• [What is asked] Without including any images, reproduce each entry exactly.

• [Data shown]
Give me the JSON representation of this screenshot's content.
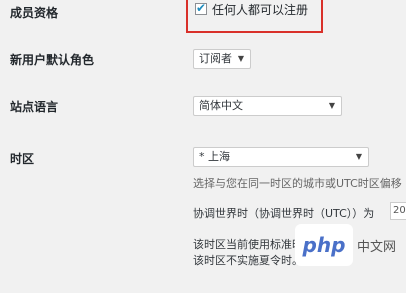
{
  "membership": {
    "label": "成员资格",
    "checkbox_label": "任何人都可以注册",
    "checked": true
  },
  "default_role": {
    "label": "新用户默认角色",
    "selected": "订阅者"
  },
  "site_language": {
    "label": "站点语言",
    "selected": "简体中文"
  },
  "timezone": {
    "label": "时区",
    "selected": "* 上海",
    "hint": "选择与您在同一时区的城市或UTC时区偏移",
    "utc_label": "协调世界时（协调世界时（UTC））为",
    "utc_value": "20",
    "note_standard": "该时区当前使用标准时间。",
    "note_no_dst": "该时区不实施夏令时。"
  },
  "watermark": {
    "logo": "php",
    "text": "中文网"
  },
  "colors": {
    "highlight": "#d9302a",
    "accent": "#1e8cbe"
  }
}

• [Exercise solution]
Give me the JSON representation of this screenshot's content.
{
  "membership": {
    "label": "成员资格",
    "checkbox_label": "任何人都可以注册",
    "checked": true
  },
  "default_role": {
    "label": "新用户默认角色",
    "selected": "订阅者"
  },
  "site_language": {
    "label": "站点语言",
    "selected": "简体中文"
  },
  "timezone": {
    "label": "时区",
    "selected": "* 上海",
    "hint": "选择与您在同一时区的城市或UTC时区偏移",
    "utc_label": "协调世界时（协调世界时（UTC））为",
    "utc_value": "20",
    "note_standard": "该时区当前使用标准时间。",
    "note_no_dst": "该时区不实施夏令时。"
  },
  "watermark": {
    "logo": "php",
    "text": "中文网"
  },
  "colors": {
    "highlight": "#d9302a",
    "accent": "#1e8cbe"
  }
}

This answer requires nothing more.